▶ _Requirements_
Print all records exactly, leaving nothing out.

Items from a data source

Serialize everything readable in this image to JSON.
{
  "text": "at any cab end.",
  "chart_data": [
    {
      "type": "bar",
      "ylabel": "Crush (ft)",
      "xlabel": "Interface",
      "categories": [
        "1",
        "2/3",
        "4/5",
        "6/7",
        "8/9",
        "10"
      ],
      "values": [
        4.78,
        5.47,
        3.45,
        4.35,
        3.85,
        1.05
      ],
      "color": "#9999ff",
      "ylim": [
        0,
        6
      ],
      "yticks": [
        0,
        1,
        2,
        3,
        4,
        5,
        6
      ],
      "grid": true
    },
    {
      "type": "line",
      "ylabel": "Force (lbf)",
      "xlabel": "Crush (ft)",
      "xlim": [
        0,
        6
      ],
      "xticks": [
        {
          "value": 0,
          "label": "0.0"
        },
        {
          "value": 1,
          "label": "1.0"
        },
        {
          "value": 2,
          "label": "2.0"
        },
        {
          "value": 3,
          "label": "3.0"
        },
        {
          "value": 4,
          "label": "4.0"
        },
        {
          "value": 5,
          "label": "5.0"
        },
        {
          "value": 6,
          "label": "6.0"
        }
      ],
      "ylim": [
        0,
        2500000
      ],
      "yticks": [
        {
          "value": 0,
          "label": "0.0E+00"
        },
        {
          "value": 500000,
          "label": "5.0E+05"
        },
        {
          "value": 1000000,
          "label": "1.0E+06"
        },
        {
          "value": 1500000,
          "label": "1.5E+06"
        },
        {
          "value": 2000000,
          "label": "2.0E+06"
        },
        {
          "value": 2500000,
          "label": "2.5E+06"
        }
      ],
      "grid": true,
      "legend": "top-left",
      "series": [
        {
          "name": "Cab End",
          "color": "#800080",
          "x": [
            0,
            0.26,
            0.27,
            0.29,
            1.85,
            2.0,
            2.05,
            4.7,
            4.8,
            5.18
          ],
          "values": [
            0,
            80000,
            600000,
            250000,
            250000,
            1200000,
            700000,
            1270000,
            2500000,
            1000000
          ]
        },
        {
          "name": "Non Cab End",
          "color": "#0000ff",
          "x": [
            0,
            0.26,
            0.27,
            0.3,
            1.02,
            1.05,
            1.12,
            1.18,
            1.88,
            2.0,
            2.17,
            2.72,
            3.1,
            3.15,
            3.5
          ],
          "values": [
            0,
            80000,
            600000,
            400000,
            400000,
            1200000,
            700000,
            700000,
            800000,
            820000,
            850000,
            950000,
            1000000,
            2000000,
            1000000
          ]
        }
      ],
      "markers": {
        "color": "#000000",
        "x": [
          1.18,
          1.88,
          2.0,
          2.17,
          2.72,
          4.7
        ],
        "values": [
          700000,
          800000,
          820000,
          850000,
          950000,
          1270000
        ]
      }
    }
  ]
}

▶ _Written answer_
Serialize everything readable in this image to JSON.
{
  "text": "at any cab end.",
  "chart_data": [
    {
      "type": "bar",
      "ylabel": "Crush (ft)",
      "xlabel": "Interface",
      "categories": [
        "1",
        "2/3",
        "4/5",
        "6/7",
        "8/9",
        "10"
      ],
      "values": [
        4.78,
        5.47,
        3.45,
        4.35,
        3.85,
        1.05
      ],
      "color": "#9999ff",
      "ylim": [
        0,
        6
      ],
      "yticks": [
        0,
        1,
        2,
        3,
        4,
        5,
        6
      ],
      "grid": true
    },
    {
      "type": "line",
      "ylabel": "Force (lbf)",
      "xlabel": "Crush (ft)",
      "xlim": [
        0,
        6
      ],
      "xticks": [
        {
          "value": 0,
          "label": "0.0"
        },
        {
          "value": 1,
          "label": "1.0"
        },
        {
          "value": 2,
          "label": "2.0"
        },
        {
          "value": 3,
          "label": "3.0"
        },
        {
          "value": 4,
          "label": "4.0"
        },
        {
          "value": 5,
          "label": "5.0"
        },
        {
          "value": 6,
          "label": "6.0"
        }
      ],
      "ylim": [
        0,
        2500000
      ],
      "yticks": [
        {
          "value": 0,
          "label": "0.0E+00"
        },
        {
          "value": 500000,
          "label": "5.0E+05"
        },
        {
          "value": 1000000,
          "label": "1.0E+06"
        },
        {
          "value": 1500000,
          "label": "1.5E+06"
        },
        {
          "value": 2000000,
          "label": "2.0E+06"
        },
        {
          "value": 2500000,
          "label": "2.5E+06"
        }
      ],
      "grid": true,
      "legend": "top-left",
      "series": [
        {
          "name": "Cab End",
          "color": "#800080",
          "x": [
            0,
            0.26,
            0.27,
            0.29,
            1.85,
            2.0,
            2.05,
            4.7,
            4.8,
            5.18
          ],
          "values": [
            0,
            80000,
            600000,
            250000,
            250000,
            1200000,
            700000,
            1270000,
            2500000,
            1000000
          ]
        },
        {
          "name": "Non Cab End",
          "color": "#0000ff",
          "x": [
            0,
            0.26,
            0.27,
            0.3,
            1.02,
            1.05,
            1.12,
            1.18,
            1.88,
            2.0,
            2.17,
            2.72,
            3.1,
            3.15,
            3.5
          ],
          "values": [
            0,
            80000,
            600000,
            400000,
            400000,
            1200000,
            700000,
            700000,
            800000,
            820000,
            850000,
            950000,
            1000000,
            2000000,
            1000000
          ]
        }
      ],
      "markers": {
        "color": "#000000",
        "x": [
          1.18,
          1.88,
          2.0,
          2.17,
          2.72,
          4.7
        ],
        "values": [
          700000,
          800000,
          820000,
          850000,
          950000,
          1270000
        ]
      }
    }
  ]
}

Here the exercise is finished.